What is being asked >>
Go through the entries below and write each one out exactly.
+++
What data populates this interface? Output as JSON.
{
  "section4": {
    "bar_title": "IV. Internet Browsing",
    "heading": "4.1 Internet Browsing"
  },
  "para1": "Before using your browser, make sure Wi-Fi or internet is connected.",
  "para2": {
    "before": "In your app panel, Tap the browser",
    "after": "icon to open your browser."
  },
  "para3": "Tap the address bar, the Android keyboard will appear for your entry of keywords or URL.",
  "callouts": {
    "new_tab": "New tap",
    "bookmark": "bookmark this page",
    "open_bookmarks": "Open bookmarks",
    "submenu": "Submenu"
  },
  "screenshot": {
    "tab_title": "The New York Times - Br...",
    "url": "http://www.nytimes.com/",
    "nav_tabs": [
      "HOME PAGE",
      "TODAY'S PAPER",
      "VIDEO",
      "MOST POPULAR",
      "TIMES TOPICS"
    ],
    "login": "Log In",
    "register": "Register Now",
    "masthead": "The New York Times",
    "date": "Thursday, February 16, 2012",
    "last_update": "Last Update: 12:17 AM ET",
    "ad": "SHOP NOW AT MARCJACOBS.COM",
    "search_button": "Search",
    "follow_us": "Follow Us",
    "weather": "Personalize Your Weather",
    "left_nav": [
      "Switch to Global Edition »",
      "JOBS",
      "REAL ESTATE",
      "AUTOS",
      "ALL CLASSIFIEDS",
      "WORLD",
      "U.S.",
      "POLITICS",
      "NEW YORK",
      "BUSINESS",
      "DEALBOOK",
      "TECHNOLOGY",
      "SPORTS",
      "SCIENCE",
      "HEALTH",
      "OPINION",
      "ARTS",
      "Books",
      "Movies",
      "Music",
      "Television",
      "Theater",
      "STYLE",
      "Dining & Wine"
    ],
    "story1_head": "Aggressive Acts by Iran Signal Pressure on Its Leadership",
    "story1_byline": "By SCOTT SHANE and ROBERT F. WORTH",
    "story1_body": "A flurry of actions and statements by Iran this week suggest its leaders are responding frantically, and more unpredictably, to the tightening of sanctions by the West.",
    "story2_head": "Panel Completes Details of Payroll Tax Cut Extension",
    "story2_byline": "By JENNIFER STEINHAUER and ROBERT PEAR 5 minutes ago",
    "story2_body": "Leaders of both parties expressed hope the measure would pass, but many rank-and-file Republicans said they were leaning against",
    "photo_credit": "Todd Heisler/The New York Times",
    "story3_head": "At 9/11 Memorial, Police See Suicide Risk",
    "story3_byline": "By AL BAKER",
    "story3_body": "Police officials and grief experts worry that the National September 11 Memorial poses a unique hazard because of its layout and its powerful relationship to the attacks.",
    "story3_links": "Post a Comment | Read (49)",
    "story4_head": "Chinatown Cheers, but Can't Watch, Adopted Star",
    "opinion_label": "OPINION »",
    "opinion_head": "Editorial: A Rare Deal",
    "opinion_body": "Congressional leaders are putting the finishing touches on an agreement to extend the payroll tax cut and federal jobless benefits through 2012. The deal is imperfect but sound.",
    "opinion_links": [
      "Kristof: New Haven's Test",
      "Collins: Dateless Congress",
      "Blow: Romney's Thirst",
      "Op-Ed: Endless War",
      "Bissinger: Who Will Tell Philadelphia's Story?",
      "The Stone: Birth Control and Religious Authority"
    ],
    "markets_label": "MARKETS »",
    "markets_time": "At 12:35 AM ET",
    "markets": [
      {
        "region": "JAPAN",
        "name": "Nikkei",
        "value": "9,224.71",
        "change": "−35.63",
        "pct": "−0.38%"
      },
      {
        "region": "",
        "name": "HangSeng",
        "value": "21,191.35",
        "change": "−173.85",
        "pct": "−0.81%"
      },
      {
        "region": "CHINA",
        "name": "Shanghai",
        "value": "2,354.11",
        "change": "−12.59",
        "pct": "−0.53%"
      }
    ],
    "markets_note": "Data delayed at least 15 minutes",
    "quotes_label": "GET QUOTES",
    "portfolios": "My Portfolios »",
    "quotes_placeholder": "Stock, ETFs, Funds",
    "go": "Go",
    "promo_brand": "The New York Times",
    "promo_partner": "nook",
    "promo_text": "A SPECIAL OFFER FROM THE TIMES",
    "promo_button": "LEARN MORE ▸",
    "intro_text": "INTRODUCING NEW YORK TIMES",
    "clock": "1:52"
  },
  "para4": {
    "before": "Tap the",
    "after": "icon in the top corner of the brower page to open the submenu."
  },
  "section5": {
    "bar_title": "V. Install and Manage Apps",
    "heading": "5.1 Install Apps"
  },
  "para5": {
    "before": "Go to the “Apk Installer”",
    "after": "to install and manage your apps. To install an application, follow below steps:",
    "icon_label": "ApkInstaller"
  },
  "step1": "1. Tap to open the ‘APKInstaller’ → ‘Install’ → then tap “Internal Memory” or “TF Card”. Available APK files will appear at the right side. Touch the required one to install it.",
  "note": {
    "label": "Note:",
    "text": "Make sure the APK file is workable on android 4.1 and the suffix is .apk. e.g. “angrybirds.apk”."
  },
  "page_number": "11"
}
+++
The solution >>
What data populates this interface? Output as JSON.
{
  "section4": {
    "bar_title": "IV. Internet Browsing",
    "heading": "4.1 Internet Browsing"
  },
  "para1": "Before using your browser, make sure Wi-Fi or internet is connected.",
  "para2": {
    "before": "In your app panel, Tap the browser",
    "after": "icon to open your browser."
  },
  "para3": "Tap the address bar, the Android keyboard will appear for your entry of keywords or URL.",
  "callouts": {
    "new_tab": "New tap",
    "bookmark": "bookmark this page",
    "open_bookmarks": "Open bookmarks",
    "submenu": "Submenu"
  },
  "screenshot": {
    "tab_title": "The New York Times - Br...",
    "url": "http://www.nytimes.com/",
    "nav_tabs": [
      "HOME PAGE",
      "TODAY'S PAPER",
      "VIDEO",
      "MOST POPULAR",
      "TIMES TOPICS"
    ],
    "login": "Log In",
    "register": "Register Now",
    "masthead": "The New York Times",
    "date": "Thursday, February 16, 2012",
    "last_update": "Last Update: 12:17 AM ET",
    "ad": "SHOP NOW AT MARCJACOBS.COM",
    "search_button": "Search",
    "follow_us": "Follow Us",
    "weather": "Personalize Your Weather",
    "left_nav": [
      "Switch to Global Edition »",
      "JOBS",
      "REAL ESTATE",
      "AUTOS",
      "ALL CLASSIFIEDS",
      "WORLD",
      "U.S.",
      "POLITICS",
      "NEW YORK",
      "BUSINESS",
      "DEALBOOK",
      "TECHNOLOGY",
      "SPORTS",
      "SCIENCE",
      "HEALTH",
      "OPINION",
      "ARTS",
      "Books",
      "Movies",
      "Music",
      "Television",
      "Theater",
      "STYLE",
      "Dining & Wine"
    ],
    "story1_head": "Aggressive Acts by Iran Signal Pressure on Its Leadership",
    "story1_byline": "By SCOTT SHANE and ROBERT F. WORTH",
    "story1_body": "A flurry of actions and statements by Iran this week suggest its leaders are responding frantically, and more unpredictably, to the tightening of sanctions by the West.",
    "story2_head": "Panel Completes Details of Payroll Tax Cut Extension",
    "story2_byline": "By JENNIFER STEINHAUER and ROBERT PEAR 5 minutes ago",
    "story2_body": "Leaders of both parties expressed hope the measure would pass, but many rank-and-file Republicans said they were leaning against",
    "photo_credit": "Todd Heisler/The New York Times",
    "story3_head": "At 9/11 Memorial, Police See Suicide Risk",
    "story3_byline": "By AL BAKER",
    "story3_body": "Police officials and grief experts worry that the National September 11 Memorial poses a unique hazard because of its layout and its powerful relationship to the attacks.",
    "story3_links": "Post a Comment | Read (49)",
    "story4_head": "Chinatown Cheers, but Can't Watch, Adopted Star",
    "opinion_label": "OPINION »",
    "opinion_head": "Editorial: A Rare Deal",
    "opinion_body": "Congressional leaders are putting the finishing touches on an agreement to extend the payroll tax cut and federal jobless benefits through 2012. The deal is imperfect but sound.",
    "opinion_links": [
      "Kristof: New Haven's Test",
      "Collins: Dateless Congress",
      "Blow: Romney's Thirst",
      "Op-Ed: Endless War",
      "Bissinger: Who Will Tell Philadelphia's Story?",
      "The Stone: Birth Control and Religious Authority"
    ],
    "markets_label": "MARKETS »",
    "markets_time": "At 12:35 AM ET",
    "markets": [
      {
        "region": "JAPAN",
        "name": "Nikkei",
        "value": "9,224.71",
        "change": "−35.63",
        "pct": "−0.38%"
      },
      {
        "region": "",
        "name": "HangSeng",
        "value": "21,191.35",
        "change": "−173.85",
        "pct": "−0.81%"
      },
      {
        "region": "CHINA",
        "name": "Shanghai",
        "value": "2,354.11",
        "change": "−12.59",
        "pct": "−0.53%"
      }
    ],
    "markets_note": "Data delayed at least 15 minutes",
    "quotes_label": "GET QUOTES",
    "portfolios": "My Portfolios »",
    "quotes_placeholder": "Stock, ETFs, Funds",
    "go": "Go",
    "promo_brand": "The New York Times",
    "promo_partner": "nook",
    "promo_text": "A SPECIAL OFFER FROM THE TIMES",
    "promo_button": "LEARN MORE ▸",
    "intro_text": "INTRODUCING NEW YORK TIMES",
    "clock": "1:52"
  },
  "para4": {
    "before": "Tap the",
    "after": "icon in the top corner of the brower page to open the submenu."
  },
  "section5": {
    "bar_title": "V. Install and Manage Apps",
    "heading": "5.1 Install Apps"
  },
  "para5": {
    "before": "Go to the “Apk Installer”",
    "after": "to install and manage your apps. To install an application, follow below steps:",
    "icon_label": "ApkInstaller"
  },
  "step1": "1. Tap to open the ‘APKInstaller’ → ‘Install’ → then tap “Internal Memory” or “TF Card”. Available APK files will appear at the right side. Touch the required one to install it.",
  "note": {
    "label": "Note:",
    "text": "Make sure the APK file is workable on android 4.1 and the suffix is .apk. e.g. “angrybirds.apk”."
  },
  "page_number": "11"
}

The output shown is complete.